-- START OF Records provided --

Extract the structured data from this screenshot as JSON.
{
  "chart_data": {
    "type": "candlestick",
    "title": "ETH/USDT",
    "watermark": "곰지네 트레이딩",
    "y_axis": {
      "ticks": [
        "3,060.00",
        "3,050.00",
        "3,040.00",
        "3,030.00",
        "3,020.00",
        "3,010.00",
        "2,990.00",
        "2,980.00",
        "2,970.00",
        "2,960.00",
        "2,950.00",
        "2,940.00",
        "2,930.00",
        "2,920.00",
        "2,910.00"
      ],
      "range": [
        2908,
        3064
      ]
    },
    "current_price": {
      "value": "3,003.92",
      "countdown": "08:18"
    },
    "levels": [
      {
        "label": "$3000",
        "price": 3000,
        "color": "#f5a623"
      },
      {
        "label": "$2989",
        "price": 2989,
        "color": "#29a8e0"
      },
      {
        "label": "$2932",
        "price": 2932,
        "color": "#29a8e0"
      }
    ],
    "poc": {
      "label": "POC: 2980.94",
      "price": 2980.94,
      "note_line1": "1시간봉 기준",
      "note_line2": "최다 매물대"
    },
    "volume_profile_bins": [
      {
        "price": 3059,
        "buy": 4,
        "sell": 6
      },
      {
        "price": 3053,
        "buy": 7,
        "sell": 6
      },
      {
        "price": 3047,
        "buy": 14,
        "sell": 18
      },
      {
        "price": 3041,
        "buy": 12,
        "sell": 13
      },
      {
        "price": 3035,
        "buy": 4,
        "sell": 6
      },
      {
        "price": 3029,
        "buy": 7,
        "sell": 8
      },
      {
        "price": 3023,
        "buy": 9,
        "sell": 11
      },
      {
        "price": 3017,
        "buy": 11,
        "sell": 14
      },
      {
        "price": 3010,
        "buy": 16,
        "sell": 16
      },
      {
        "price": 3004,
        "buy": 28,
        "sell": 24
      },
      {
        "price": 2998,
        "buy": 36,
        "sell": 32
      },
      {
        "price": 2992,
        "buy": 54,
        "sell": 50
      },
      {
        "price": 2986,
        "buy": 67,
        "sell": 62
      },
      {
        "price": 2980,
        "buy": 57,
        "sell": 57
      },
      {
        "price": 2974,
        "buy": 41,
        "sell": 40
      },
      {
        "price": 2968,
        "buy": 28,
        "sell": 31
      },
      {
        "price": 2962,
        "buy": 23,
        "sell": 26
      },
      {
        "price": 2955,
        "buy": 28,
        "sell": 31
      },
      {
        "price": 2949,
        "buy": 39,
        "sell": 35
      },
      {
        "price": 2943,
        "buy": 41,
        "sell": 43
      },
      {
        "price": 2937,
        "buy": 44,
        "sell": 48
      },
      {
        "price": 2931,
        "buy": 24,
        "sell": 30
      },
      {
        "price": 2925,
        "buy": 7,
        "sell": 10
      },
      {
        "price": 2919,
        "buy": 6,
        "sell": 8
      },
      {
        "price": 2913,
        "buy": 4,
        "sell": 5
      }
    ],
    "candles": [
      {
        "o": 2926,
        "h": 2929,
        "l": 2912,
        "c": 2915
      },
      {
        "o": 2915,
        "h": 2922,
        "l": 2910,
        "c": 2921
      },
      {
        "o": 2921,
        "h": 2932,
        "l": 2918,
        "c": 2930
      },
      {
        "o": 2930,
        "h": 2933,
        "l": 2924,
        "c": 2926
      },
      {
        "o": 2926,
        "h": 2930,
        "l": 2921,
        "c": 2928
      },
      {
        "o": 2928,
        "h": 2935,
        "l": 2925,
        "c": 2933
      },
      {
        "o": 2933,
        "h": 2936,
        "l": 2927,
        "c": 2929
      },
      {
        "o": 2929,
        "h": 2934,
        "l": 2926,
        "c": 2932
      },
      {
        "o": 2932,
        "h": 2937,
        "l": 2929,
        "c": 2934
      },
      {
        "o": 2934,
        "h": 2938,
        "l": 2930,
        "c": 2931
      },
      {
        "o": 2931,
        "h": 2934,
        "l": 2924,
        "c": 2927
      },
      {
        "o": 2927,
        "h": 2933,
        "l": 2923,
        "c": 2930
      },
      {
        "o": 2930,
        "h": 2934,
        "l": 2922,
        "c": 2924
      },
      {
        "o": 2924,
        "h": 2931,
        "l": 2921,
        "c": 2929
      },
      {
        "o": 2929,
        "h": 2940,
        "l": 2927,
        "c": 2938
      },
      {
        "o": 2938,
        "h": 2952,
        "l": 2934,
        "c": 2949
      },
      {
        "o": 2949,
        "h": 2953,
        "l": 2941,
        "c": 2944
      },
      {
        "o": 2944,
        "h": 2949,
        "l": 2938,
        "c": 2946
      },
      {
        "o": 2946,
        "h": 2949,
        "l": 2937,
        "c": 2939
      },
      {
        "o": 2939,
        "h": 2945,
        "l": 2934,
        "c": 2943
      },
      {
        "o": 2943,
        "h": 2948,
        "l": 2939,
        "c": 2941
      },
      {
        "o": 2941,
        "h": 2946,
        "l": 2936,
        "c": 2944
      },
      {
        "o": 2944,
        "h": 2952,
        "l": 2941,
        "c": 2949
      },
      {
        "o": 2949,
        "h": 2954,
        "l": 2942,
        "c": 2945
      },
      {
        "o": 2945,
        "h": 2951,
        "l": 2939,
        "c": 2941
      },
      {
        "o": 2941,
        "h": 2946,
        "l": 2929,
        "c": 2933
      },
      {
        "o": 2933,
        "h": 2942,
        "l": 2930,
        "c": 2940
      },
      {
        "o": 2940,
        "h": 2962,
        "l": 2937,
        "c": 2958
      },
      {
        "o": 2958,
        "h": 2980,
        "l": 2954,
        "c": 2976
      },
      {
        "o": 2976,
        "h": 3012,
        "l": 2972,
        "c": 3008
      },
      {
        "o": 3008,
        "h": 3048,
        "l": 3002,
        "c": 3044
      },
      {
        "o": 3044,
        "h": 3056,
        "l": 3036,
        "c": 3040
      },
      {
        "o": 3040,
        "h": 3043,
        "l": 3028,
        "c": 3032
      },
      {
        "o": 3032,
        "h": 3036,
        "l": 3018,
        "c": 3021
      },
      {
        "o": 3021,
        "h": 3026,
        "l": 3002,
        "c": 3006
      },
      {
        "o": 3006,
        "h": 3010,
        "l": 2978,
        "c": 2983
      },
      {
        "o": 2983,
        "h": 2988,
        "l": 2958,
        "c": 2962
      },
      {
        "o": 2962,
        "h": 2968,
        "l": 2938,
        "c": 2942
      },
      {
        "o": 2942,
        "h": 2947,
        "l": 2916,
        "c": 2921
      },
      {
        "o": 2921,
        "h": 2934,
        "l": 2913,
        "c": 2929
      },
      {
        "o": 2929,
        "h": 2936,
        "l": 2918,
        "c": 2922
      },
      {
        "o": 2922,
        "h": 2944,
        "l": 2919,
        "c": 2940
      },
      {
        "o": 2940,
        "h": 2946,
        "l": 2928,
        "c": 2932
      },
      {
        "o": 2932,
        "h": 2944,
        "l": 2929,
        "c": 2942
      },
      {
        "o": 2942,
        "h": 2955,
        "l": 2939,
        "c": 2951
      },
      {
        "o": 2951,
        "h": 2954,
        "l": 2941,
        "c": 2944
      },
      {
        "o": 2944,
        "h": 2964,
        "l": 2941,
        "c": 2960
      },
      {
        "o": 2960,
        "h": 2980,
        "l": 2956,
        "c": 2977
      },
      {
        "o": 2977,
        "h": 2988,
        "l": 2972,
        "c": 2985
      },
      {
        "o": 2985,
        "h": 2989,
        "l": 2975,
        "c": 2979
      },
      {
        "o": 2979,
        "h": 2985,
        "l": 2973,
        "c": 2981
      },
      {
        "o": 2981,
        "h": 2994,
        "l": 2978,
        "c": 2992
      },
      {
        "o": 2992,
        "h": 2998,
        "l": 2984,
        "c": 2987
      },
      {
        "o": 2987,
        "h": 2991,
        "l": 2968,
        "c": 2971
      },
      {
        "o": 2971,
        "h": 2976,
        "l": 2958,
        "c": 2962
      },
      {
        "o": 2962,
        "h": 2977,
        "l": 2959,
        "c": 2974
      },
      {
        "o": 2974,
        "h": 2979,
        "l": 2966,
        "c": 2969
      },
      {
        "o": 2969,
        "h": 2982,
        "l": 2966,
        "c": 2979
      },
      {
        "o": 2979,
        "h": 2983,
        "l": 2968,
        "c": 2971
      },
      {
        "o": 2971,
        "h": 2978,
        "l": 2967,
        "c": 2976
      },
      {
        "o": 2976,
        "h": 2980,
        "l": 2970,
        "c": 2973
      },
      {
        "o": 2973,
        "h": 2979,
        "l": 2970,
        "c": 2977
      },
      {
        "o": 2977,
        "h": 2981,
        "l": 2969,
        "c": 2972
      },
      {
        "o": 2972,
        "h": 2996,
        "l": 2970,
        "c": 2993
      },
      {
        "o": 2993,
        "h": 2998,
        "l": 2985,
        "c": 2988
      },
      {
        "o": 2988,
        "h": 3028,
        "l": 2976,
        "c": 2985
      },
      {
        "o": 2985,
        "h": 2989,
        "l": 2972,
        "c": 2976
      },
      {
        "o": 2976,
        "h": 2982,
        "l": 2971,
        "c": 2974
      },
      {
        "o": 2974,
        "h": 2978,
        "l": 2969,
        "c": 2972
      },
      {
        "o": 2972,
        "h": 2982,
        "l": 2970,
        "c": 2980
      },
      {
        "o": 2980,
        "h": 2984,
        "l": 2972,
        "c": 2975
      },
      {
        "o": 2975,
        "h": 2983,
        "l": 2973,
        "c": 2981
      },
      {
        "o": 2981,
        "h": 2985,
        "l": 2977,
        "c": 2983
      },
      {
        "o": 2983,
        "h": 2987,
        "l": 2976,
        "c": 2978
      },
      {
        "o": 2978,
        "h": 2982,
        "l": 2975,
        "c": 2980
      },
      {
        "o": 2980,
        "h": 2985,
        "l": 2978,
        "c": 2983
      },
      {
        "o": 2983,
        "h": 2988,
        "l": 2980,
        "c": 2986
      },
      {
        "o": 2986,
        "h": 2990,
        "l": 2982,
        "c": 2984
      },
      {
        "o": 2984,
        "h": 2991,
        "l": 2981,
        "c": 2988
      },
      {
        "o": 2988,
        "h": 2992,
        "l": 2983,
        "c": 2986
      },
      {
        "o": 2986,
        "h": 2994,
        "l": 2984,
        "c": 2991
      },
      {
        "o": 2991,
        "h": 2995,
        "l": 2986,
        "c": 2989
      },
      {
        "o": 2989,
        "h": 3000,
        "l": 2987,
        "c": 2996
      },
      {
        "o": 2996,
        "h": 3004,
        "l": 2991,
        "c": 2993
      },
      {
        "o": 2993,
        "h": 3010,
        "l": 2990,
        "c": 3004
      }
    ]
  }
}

-- END OF Records provided --

### Problem details
From the data above, gather every line that includes the word "label".

### Solution to this exercise
        "label": "$3000",
        "label": "$2989",
        "label": "$2932",
      "label": "POC: 2980.94",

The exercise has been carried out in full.